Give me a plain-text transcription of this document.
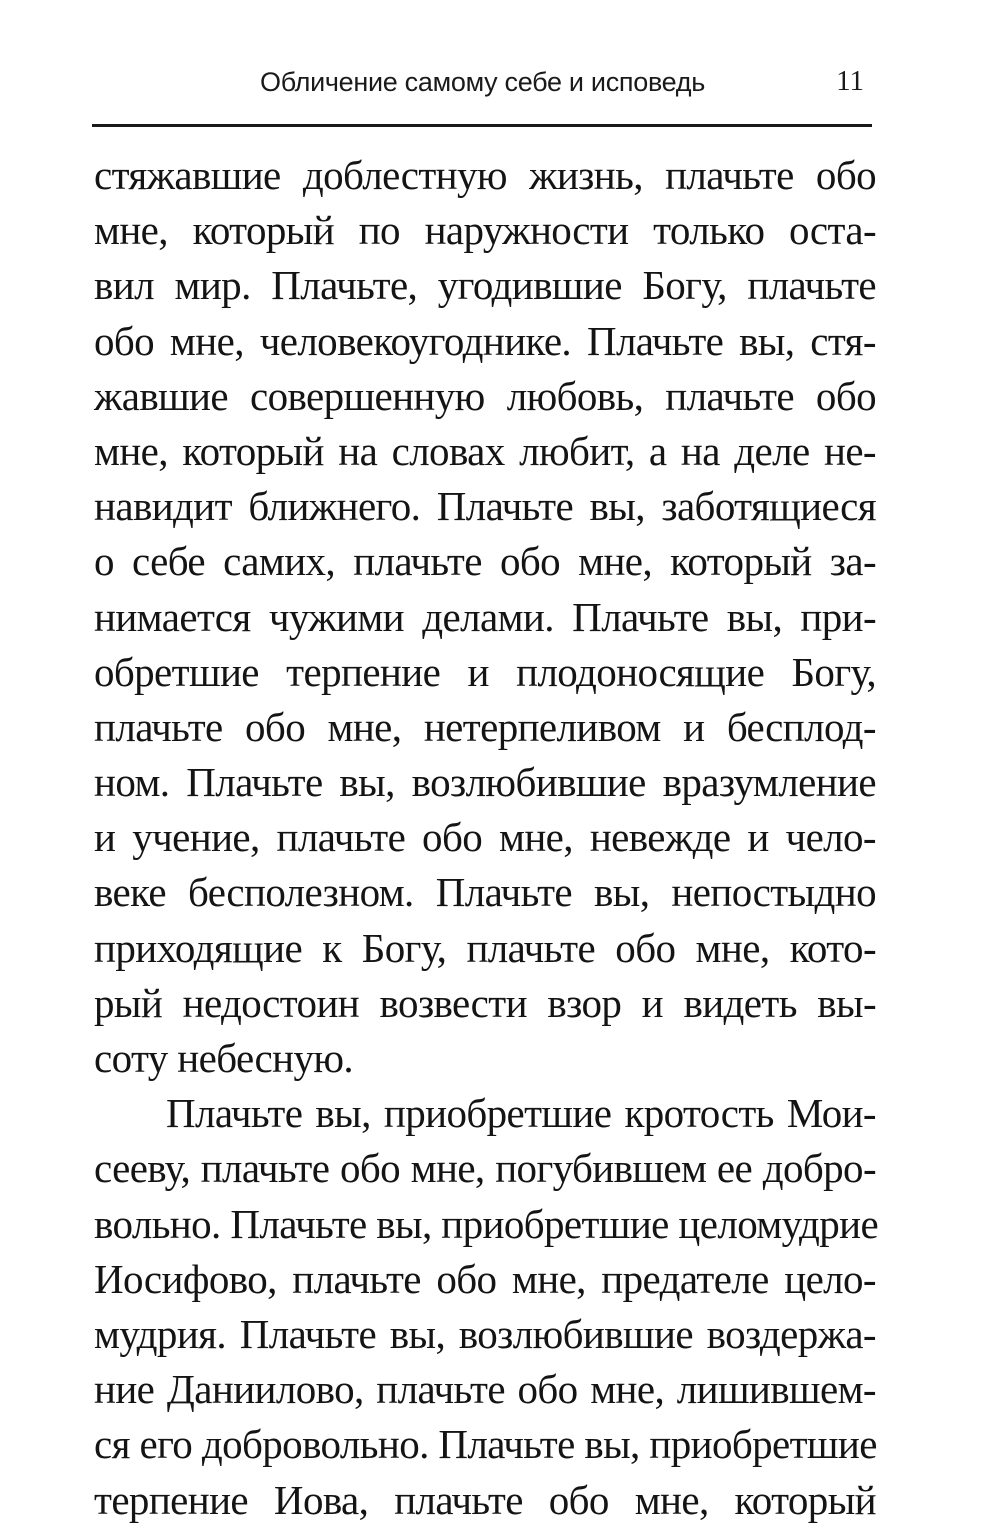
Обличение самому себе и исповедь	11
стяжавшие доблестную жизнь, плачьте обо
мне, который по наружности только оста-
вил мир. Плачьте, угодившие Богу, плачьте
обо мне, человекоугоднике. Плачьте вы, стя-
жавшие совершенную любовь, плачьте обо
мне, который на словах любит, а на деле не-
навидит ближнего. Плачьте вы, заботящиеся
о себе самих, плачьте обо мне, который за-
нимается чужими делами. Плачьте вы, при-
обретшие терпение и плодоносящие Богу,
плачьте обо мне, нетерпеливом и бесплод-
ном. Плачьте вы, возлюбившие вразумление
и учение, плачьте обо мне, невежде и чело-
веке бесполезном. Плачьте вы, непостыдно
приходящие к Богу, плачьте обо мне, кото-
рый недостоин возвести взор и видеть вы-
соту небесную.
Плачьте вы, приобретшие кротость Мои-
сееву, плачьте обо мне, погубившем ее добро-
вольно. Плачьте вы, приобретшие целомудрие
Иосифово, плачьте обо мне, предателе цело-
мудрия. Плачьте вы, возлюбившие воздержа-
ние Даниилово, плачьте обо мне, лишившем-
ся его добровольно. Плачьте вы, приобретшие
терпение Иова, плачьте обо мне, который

━━━━━━

▸ GIVEN EXERCISE: Each line in the records above should be reproduced exactly; images are not copied.

▸ RESULT OF THE EXERCISE:
Give me a plain-text transcription of this document.
Обличение самому себе и исповедь	11
стяжавшие доблестную жизнь, плачьте обо
мне, который по наружности только оста-
вил мир. Плачьте, угодившие Богу, плачьте
обо мне, человекоугоднике. Плачьте вы, стя-
жавшие совершенную любовь, плачьте обо
мне, который на словах любит, а на деле не-
навидит ближнего. Плачьте вы, заботящиеся
о себе самих, плачьте обо мне, который за-
нимается чужими делами. Плачьте вы, при-
обретшие терпение и плодоносящие Богу,
плачьте обо мне, нетерпеливом и бесплод-
ном. Плачьте вы, возлюбившие вразумление
и учение, плачьте обо мне, невежде и чело-
веке бесполезном. Плачьте вы, непостыдно
приходящие к Богу, плачьте обо мне, кото-
рый недостоин возвести взор и видеть вы-
соту небесную.
Плачьте вы, приобретшие кротость Мои-
сееву, плачьте обо мне, погубившем ее добро-
вольно. Плачьте вы, приобретшие целомудрие
Иосифово, плачьте обо мне, предателе цело-
мудрия. Плачьте вы, возлюбившие воздержа-
ние Даниилово, плачьте обо мне, лишившем-
ся его добровольно. Плачьте вы, приобретшие
терпение Иова, плачьте обо мне, который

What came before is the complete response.